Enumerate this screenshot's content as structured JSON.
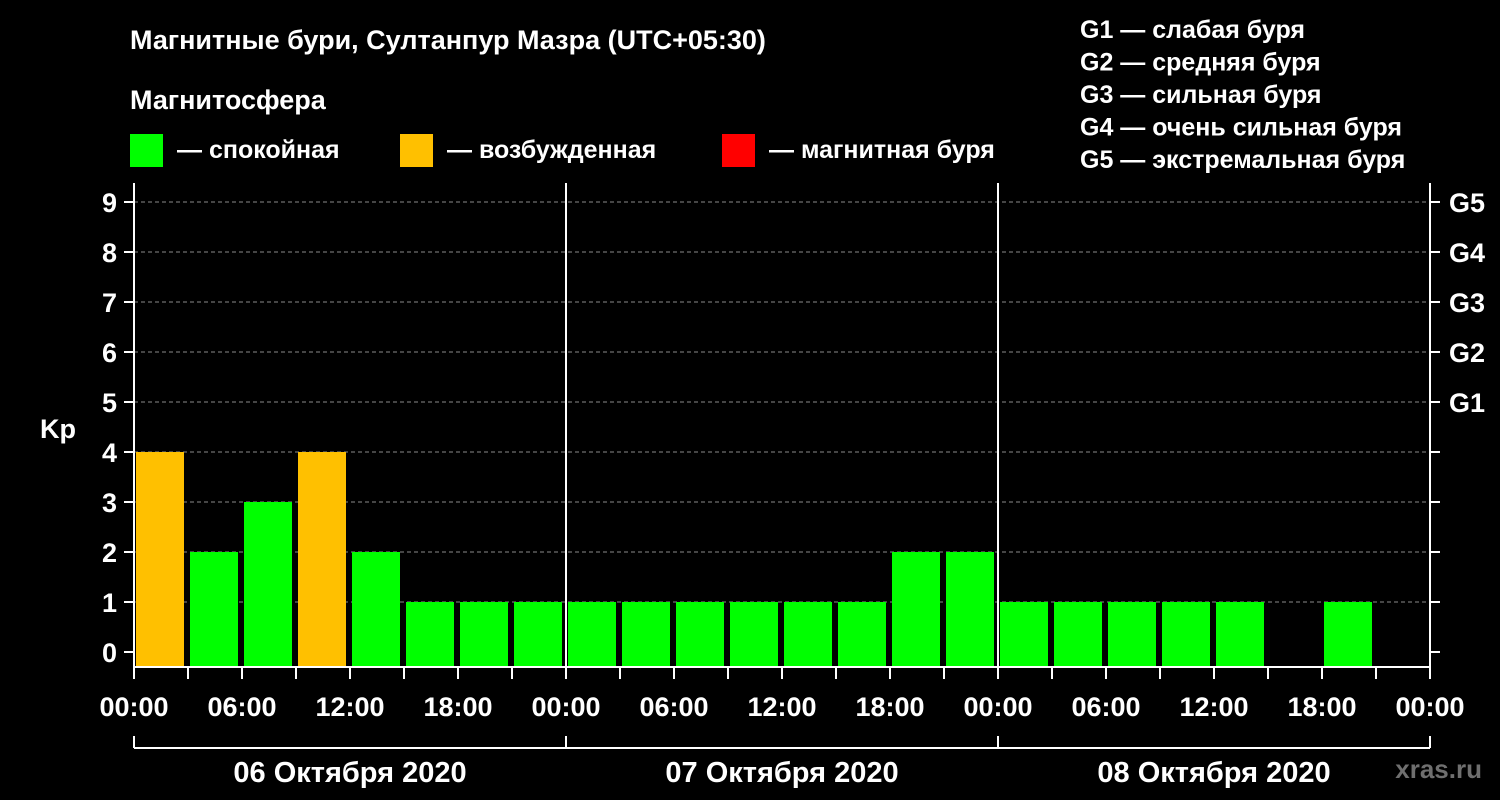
{
  "chart_data": {
    "type": "bar",
    "title": "Магнитные бури, Султанпур Мазра (UTC+05:30)",
    "subtitle": "Магнитосфера",
    "ylabel": "Kp",
    "ylim": [
      0,
      9
    ],
    "y_ticks": [
      "0",
      "1",
      "2",
      "3",
      "4",
      "5",
      "6",
      "7",
      "8",
      "9"
    ],
    "x_tick_labels": [
      "00:00",
      "06:00",
      "12:00",
      "18:00",
      "00:00",
      "06:00",
      "12:00",
      "18:00",
      "00:00",
      "06:00",
      "12:00",
      "18:00",
      "00:00"
    ],
    "dates": [
      "06 Октября 2020",
      "07 Октября 2020",
      "08 Октября 2020"
    ],
    "interval_hours": 3,
    "values": [
      4,
      2,
      3,
      4,
      2,
      1,
      1,
      1,
      1,
      1,
      1,
      1,
      1,
      1,
      2,
      2,
      1,
      1,
      1,
      1,
      1,
      null,
      1,
      null
    ],
    "statuses": [
      "excited",
      "calm",
      "calm",
      "excited",
      "calm",
      "calm",
      "calm",
      "calm",
      "calm",
      "calm",
      "calm",
      "calm",
      "calm",
      "calm",
      "calm",
      "calm",
      "calm",
      "calm",
      "calm",
      "calm",
      "calm",
      null,
      "calm",
      null
    ],
    "legend": [
      {
        "key": "calm",
        "label": "— спокойная",
        "color": "#00ff00"
      },
      {
        "key": "excited",
        "label": "— возбужденная",
        "color": "#ffc000"
      },
      {
        "key": "storm",
        "label": "— магнитная буря",
        "color": "#ff0000"
      }
    ],
    "g_levels": [
      {
        "label": "G1",
        "kp": 5,
        "description": "G1 — слабая буря"
      },
      {
        "label": "G2",
        "kp": 6,
        "description": "G2 — средняя буря"
      },
      {
        "label": "G3",
        "kp": 7,
        "description": "G3 — сильная буря"
      },
      {
        "label": "G4",
        "kp": 8,
        "description": "G4 — очень сильная буря"
      },
      {
        "label": "G5",
        "kp": 9,
        "description": "G5 — экстремальная буря"
      }
    ],
    "grid": true,
    "watermark": "xras.ru"
  }
}
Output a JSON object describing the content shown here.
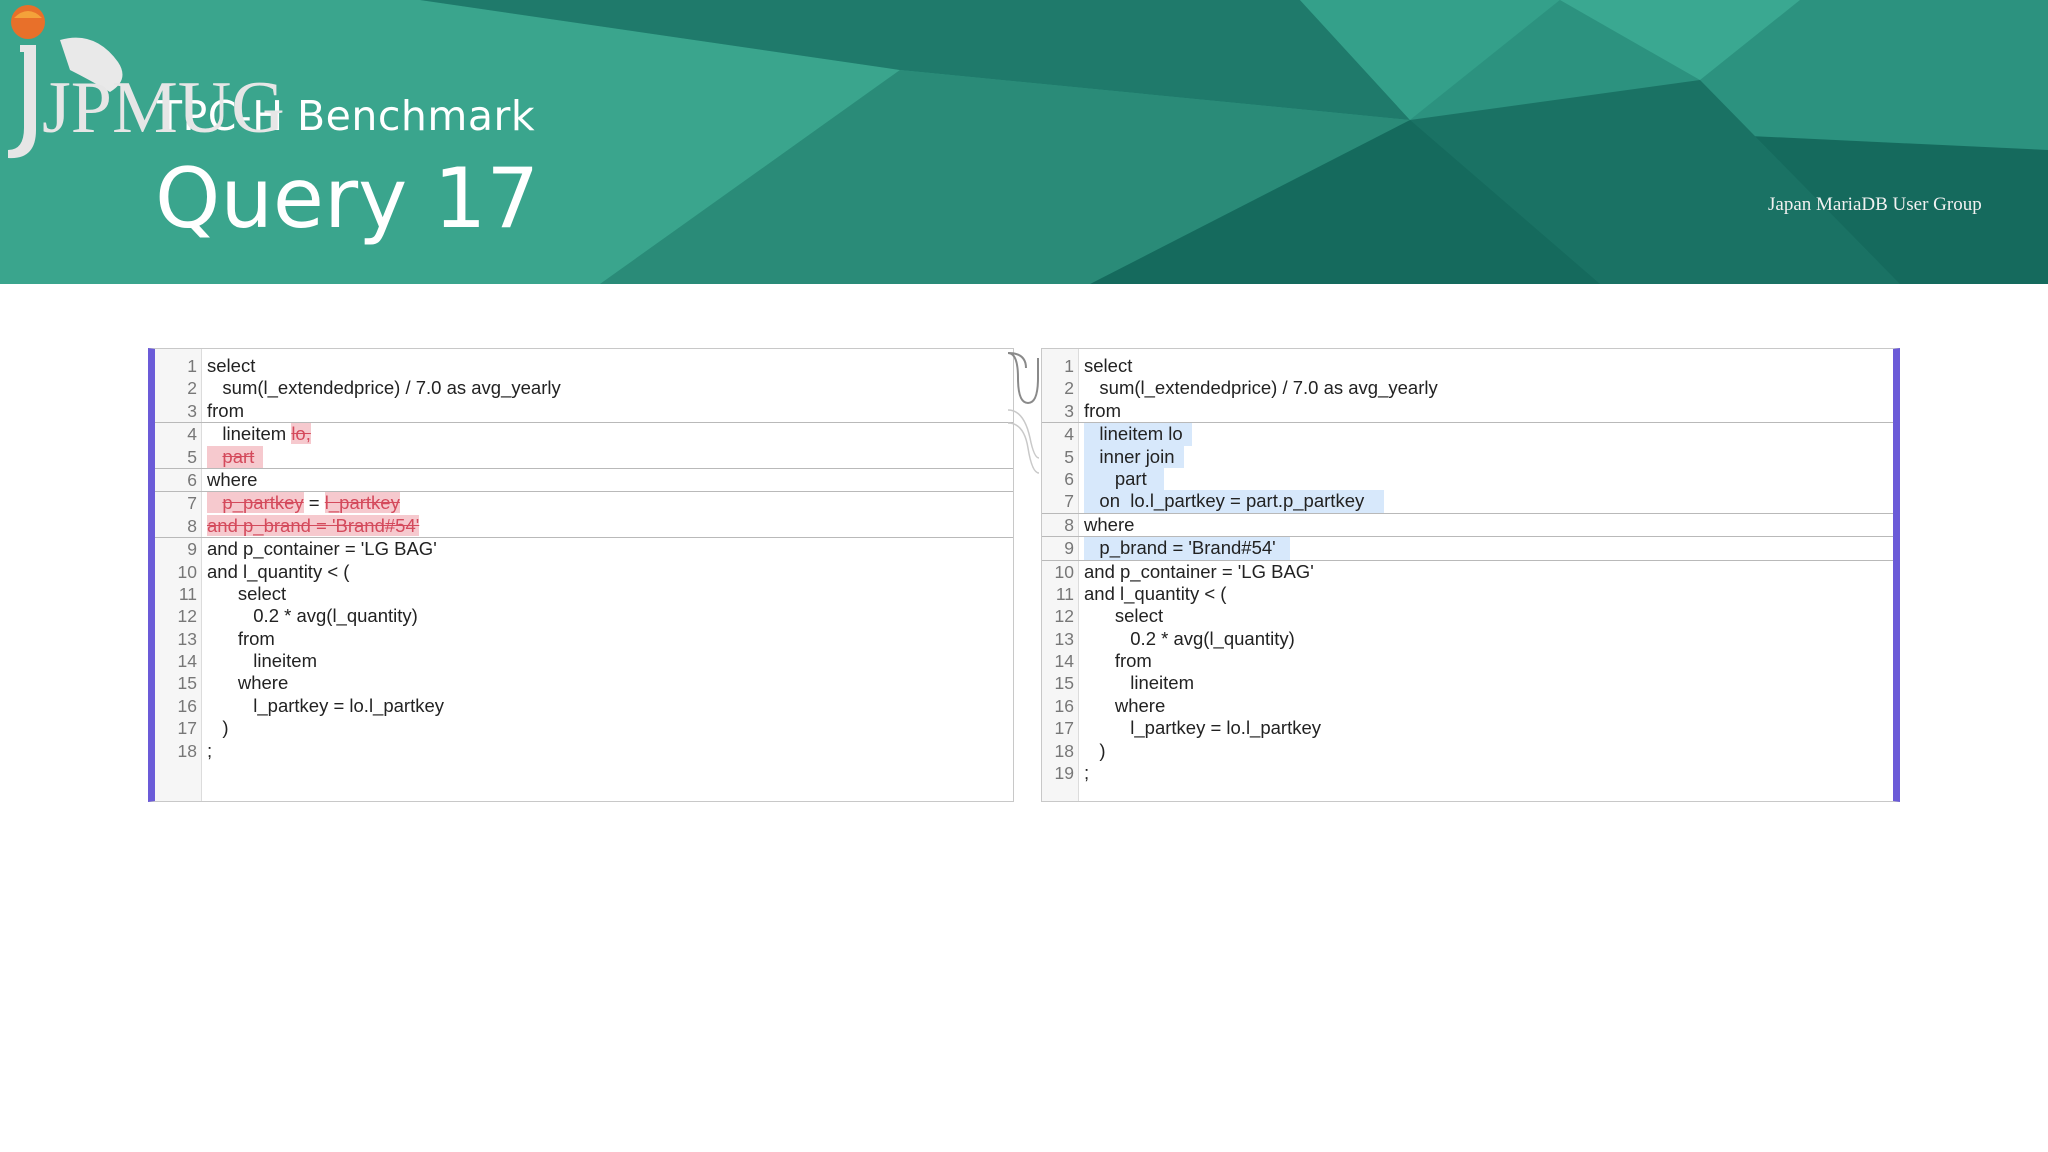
{
  "header": {
    "subtitle": "TPC-H Benchmark",
    "title": "Query 17",
    "logo_text": "JPMUG",
    "logo_tagline": "Japan MariaDB User Group"
  },
  "left_pane": {
    "lines": [
      {
        "n": "1",
        "t": "select"
      },
      {
        "n": "2",
        "t": "   sum(l_extendedprice) / 7.0 as avg_yearly"
      },
      {
        "n": "3",
        "t": "from"
      },
      {
        "n": "4",
        "t": "   lineitem ",
        "d": "lo,"
      },
      {
        "n": "5",
        "t": "   ",
        "d": "part"
      },
      {
        "n": "6",
        "t": "where"
      },
      {
        "n": "7",
        "t": "   ",
        "d": "p_partkey",
        "m": " = ",
        "d2": "l_partkey"
      },
      {
        "n": "8",
        "t": "",
        "d": "and p_brand = 'Brand#54'"
      },
      {
        "n": "9",
        "t": "and p_container = 'LG BAG'"
      },
      {
        "n": "10",
        "t": "and l_quantity < ("
      },
      {
        "n": "11",
        "t": "      select"
      },
      {
        "n": "12",
        "t": "         0.2 * avg(l_quantity)"
      },
      {
        "n": "13",
        "t": "      from"
      },
      {
        "n": "14",
        "t": "         lineitem"
      },
      {
        "n": "15",
        "t": "      where"
      },
      {
        "n": "16",
        "t": "         l_partkey = lo.l_partkey"
      },
      {
        "n": "17",
        "t": "   )"
      },
      {
        "n": "18",
        "t": ";"
      }
    ]
  },
  "right_pane": {
    "lines": [
      {
        "n": "1",
        "t": "select"
      },
      {
        "n": "2",
        "t": "   sum(l_extendedprice) / 7.0 as avg_yearly"
      },
      {
        "n": "3",
        "t": "from"
      },
      {
        "n": "4",
        "t": "   lineitem lo"
      },
      {
        "n": "5",
        "t": "   inner join"
      },
      {
        "n": "6",
        "t": "      part"
      },
      {
        "n": "7",
        "t": "   on  lo.l_partkey = part.p_partkey"
      },
      {
        "n": "8",
        "t": "where"
      },
      {
        "n": "9",
        "t": "   p_brand = 'Brand#54'"
      },
      {
        "n": "10",
        "t": "and p_container = 'LG BAG'"
      },
      {
        "n": "11",
        "t": "and l_quantity < ("
      },
      {
        "n": "12",
        "t": "      select"
      },
      {
        "n": "13",
        "t": "         0.2 * avg(l_quantity)"
      },
      {
        "n": "14",
        "t": "      from"
      },
      {
        "n": "15",
        "t": "         lineitem"
      },
      {
        "n": "16",
        "t": "      where"
      },
      {
        "n": "17",
        "t": "         l_partkey = lo.l_partkey"
      },
      {
        "n": "18",
        "t": "   )"
      },
      {
        "n": "19",
        "t": ";"
      }
    ]
  },
  "colors": {
    "banner": "#2b8f7c",
    "deleted": "#f6c9ce",
    "added": "#d7e8fb",
    "accent": "#6b5bd8"
  }
}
────────────────────────────────────────
WORK REQUIRED. How many lines in the records hold the string "буря"? Reply with the number alone.

TASK OUTPUT. 6